▶ [THE PROBLEM]: Please rewrite the paragraph beginning "Significant uncertainty was noted" in the passage on TBB and TBPH below as a short bulleted list that keeps its main facts.

▶ [SELECTED PASSAGE]:
———
TBB and TBPH are expected to be persistent in water, soil, sediment, and adsorbed to fine particles in air, but not persistent in the gas phase. However, these compounds are not highly bioaccumulative, due in part to poor bioavailability, but also owing to metabolic biotransformation. Import volumes of TBB and TBPH into Canada, along with information on their uses, indicate potential for release into the Canadian environment. TBB and TBPH are additive flame retardants for polyurethane, while TBPH also functions as a plasticizer. Sources to wastewater and subsequently the environment are expected to be industrial waste streams and release from manufactured items. Once released into the environment, these substances will be found mainly in water, soil, and sediments, with a large majority in the latter two compartments. TBB and TBPH have the potential for long-range transport (LRT), most likely by association with fine atmospheric particulates. Aquatic exposures are likely limited to the near field, given expected partitioning to sediments. Without effects data for soil and sediment-dwelling organisms, focus was placed on the aquatic compartment, the compartment of release. A mixture of TBB and TBPH has been demonstrated to have moderate potential for toxicity to aquatic organisms. However, a low potential for risk is calculated when weighed against conservative aquatic exposure scenarios for TBPH and TBB/TBPH mixture. Calculated fish concentrations from water and dietary exposure to TBB were a few orders of magnitude below established critical body residue thresholds for lethality from a narcotic mode of action, and also well below tissue concentrations that have been associated with reversible DNA damage in fathead minnows. Minimal risk was also observed when comparing calculated TBB intake rates by terrestrial wildlife (i.e., mink and river otter via fish consumption, and the shrew from biosolid amended soil) to body weight adjusted toxicity reference values. As the mammalian toxicity data correspond to sensitive reproductive endpoints, greater weight is placed on the mammalian scenarios in the overall risk characterization than on the comparison of modelled fish concentrations to narcotic thresholds. All industrial exposure calculations used current Canadian industrial use quantity data. A table summarizing the major lines of evidence for risk characterization is presented in Appendix D.

This information indicates that TBB and TBPH have low potential to cause ecological harm in Canada at current exposure levels. TBB and TBPH may have the potential to cause ecological harm if quantities used or presence in manufactured items was to increase.

9.3.3 Uncertainties in evaluation of ecological risk

Significant uncertainty was noted with the empirical physical and chemical property data available for a mixture of TBB and TBPH, and with summary data available for TBPH (see Appendix B). Physical and chemical properties were therefore modelled individually for TBB and TBPH. Multiple, equally appropriate models were used for a given physical chemical property when available. A high degree of random error was noted among the model results, particularly for Kow and water solubility. For instance, the water solubility predictions from different models for TBB and TBPH span three and five orders of magnitude, respectively. To increase confidence in the physical and chemical properties, random error was addressed by calculating the median result of multiple models, while the potential for systematic error was addressed by allowing a factor of 10 over the median, least squares adjusted water solubility when calculating predicted environmental concentrations.
———
▶ [THE DATA]:
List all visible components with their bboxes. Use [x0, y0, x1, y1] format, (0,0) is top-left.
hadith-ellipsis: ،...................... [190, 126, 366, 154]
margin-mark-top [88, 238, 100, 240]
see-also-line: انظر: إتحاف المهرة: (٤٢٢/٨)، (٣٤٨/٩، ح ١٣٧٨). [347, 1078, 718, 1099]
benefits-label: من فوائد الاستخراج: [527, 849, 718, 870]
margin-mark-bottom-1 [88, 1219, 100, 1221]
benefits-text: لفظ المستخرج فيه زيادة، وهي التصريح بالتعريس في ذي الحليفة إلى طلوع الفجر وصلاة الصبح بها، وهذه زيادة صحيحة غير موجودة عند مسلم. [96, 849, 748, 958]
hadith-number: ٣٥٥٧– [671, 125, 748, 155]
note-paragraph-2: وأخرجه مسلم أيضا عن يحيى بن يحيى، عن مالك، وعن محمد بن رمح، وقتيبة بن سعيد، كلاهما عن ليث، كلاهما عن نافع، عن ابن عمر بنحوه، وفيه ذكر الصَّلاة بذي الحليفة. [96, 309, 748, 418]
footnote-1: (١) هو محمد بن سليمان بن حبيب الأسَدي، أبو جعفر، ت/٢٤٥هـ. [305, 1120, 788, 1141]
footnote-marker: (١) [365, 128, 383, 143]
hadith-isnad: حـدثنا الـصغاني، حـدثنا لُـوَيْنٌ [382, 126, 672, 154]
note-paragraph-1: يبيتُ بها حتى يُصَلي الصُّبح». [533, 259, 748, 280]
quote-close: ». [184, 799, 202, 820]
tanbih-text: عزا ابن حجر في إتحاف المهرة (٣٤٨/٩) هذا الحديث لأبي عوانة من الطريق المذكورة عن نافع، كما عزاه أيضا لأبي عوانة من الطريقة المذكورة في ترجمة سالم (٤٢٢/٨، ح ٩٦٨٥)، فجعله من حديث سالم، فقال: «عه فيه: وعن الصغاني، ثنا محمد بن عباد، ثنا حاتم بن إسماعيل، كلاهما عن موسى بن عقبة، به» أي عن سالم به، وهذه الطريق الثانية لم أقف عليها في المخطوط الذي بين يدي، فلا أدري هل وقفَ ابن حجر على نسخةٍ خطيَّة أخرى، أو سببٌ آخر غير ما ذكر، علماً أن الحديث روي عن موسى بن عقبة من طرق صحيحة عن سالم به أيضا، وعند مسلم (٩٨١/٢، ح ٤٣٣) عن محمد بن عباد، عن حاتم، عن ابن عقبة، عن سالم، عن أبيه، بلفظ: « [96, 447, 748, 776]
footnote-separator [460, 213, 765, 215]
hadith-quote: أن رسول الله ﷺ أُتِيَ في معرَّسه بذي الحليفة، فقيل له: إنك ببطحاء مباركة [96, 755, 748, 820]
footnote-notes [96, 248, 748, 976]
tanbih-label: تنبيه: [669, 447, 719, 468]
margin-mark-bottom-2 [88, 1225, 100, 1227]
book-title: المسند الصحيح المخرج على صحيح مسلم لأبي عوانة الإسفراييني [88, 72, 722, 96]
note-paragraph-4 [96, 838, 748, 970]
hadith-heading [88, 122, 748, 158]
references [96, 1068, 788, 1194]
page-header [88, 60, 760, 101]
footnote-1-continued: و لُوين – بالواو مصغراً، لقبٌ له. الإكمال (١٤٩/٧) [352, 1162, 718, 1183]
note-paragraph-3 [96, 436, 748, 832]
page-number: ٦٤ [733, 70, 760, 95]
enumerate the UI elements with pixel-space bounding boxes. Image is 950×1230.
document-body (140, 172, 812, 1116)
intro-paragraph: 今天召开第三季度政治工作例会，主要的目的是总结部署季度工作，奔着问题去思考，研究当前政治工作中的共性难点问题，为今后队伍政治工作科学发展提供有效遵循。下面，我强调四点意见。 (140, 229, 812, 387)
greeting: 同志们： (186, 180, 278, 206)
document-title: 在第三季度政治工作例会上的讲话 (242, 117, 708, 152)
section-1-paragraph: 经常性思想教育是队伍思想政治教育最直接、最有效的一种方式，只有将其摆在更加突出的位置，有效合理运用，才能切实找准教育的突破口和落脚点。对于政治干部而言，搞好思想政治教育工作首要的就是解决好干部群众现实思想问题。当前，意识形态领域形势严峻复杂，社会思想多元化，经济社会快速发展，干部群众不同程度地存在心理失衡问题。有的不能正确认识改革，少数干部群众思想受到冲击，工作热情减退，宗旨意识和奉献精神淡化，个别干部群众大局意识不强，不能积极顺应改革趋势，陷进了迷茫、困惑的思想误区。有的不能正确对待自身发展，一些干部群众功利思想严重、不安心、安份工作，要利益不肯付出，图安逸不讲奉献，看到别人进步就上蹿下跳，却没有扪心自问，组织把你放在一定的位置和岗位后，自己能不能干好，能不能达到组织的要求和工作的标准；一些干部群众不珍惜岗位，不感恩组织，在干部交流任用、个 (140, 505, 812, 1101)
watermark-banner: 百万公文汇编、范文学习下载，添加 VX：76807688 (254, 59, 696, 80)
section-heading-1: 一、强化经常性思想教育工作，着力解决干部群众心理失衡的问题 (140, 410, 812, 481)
———
▶ [THE COMPLETED TASK]:
- The empirical physical and chemical property data for a TBB/TBPH mixture, and the summary data for TBPH (Appendix B), carried significant uncertainty.
- Properties were therefore modelled separately for TBB and TBPH, with multiple equally appropriate models used where available.
- Model results showed a high degree of random error, especially for Kow and water solubility. Water solubility predictions spanned three orders of magnitude for TBB and five for TBPH.
- Random error was addressed by taking the median result of the models.
- Systematic error was addressed by allowing a factor of 10 over the median, least squares adjusted water solubility when calculating predicted environmental concentrations.